◆ **DATA PROVIDED**
:::::

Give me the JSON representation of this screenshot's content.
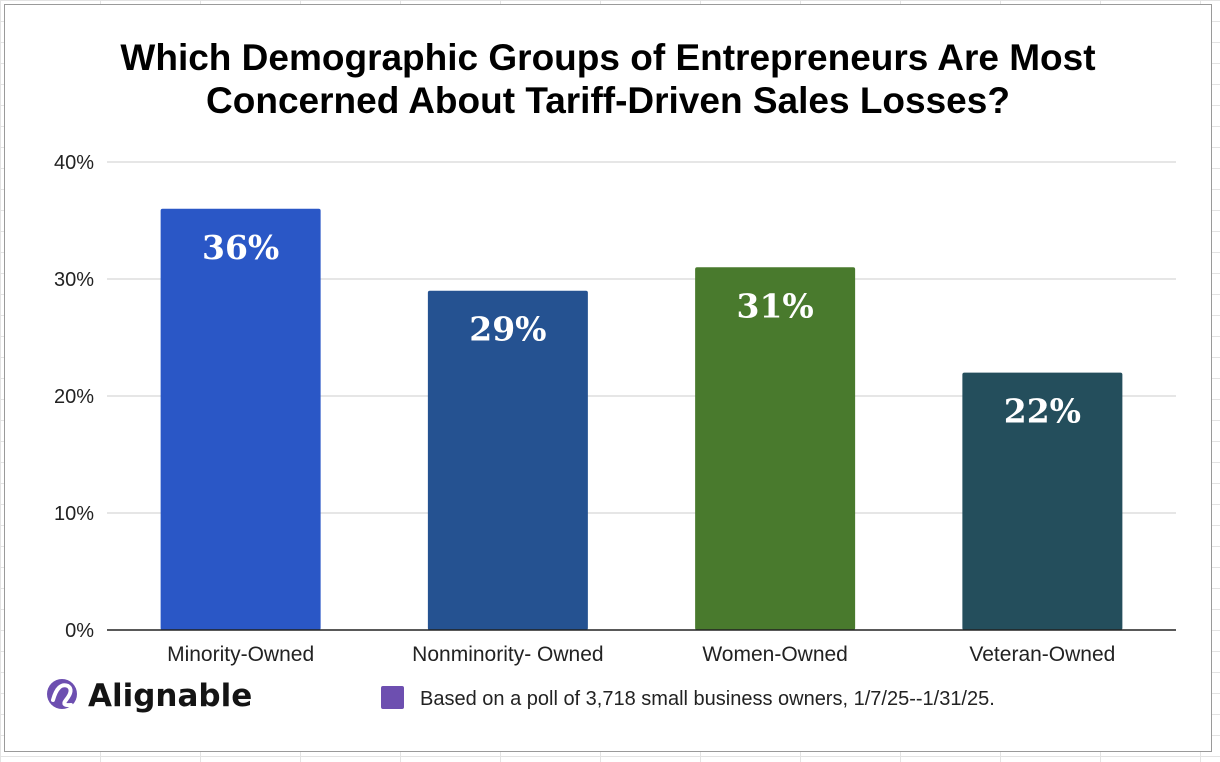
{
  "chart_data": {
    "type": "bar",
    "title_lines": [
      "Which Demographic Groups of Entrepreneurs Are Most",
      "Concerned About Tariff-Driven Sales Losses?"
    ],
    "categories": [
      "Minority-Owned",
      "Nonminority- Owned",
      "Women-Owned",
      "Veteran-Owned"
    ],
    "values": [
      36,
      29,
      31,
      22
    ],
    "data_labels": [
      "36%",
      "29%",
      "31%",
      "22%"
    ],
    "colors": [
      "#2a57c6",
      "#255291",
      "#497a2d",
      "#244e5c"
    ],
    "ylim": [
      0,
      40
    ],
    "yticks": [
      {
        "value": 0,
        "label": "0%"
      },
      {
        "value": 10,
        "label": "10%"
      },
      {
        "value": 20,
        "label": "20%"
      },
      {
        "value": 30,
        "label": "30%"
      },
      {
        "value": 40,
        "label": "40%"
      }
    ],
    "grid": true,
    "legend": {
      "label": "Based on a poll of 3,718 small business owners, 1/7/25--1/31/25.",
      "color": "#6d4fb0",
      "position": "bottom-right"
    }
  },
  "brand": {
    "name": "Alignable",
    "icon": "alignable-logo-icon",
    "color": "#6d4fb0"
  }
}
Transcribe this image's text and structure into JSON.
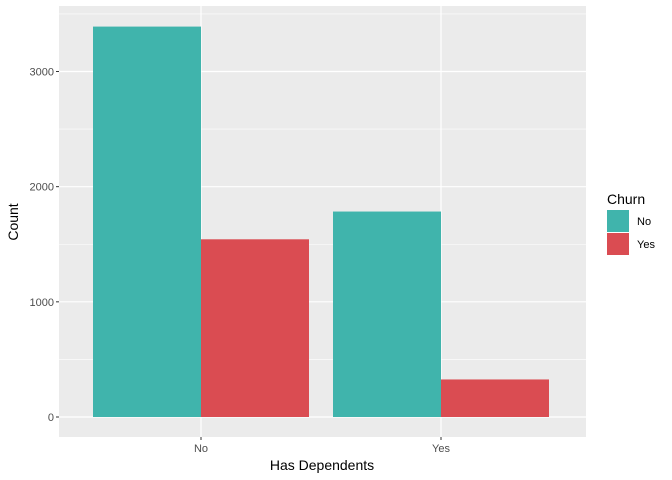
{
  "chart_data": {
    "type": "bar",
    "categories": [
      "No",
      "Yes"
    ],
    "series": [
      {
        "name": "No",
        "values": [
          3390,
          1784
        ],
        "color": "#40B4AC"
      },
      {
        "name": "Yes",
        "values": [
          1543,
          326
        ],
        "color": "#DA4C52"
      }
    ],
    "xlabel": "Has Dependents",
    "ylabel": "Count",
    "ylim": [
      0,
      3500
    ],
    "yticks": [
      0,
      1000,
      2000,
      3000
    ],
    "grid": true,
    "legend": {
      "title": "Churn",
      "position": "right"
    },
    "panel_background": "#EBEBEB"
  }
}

:::::

Begin with the line containing "Transcribe this image's" and end with the final line of the data, printing those lines exactly and only; pictures are left out.

◆ **EXERCISE RESPONSE**
Transcribe this image's text and structure into JSON.
{
  "chart_data": {
    "type": "bar",
    "categories": [
      "No",
      "Yes"
    ],
    "series": [
      {
        "name": "No",
        "values": [
          3390,
          1784
        ],
        "color": "#40B4AC"
      },
      {
        "name": "Yes",
        "values": [
          1543,
          326
        ],
        "color": "#DA4C52"
      }
    ],
    "xlabel": "Has Dependents",
    "ylabel": "Count",
    "ylim": [
      0,
      3500
    ],
    "yticks": [
      0,
      1000,
      2000,
      3000
    ],
    "grid": true,
    "legend": {
      "title": "Churn",
      "position": "right"
    },
    "panel_background": "#EBEBEB"
  }
}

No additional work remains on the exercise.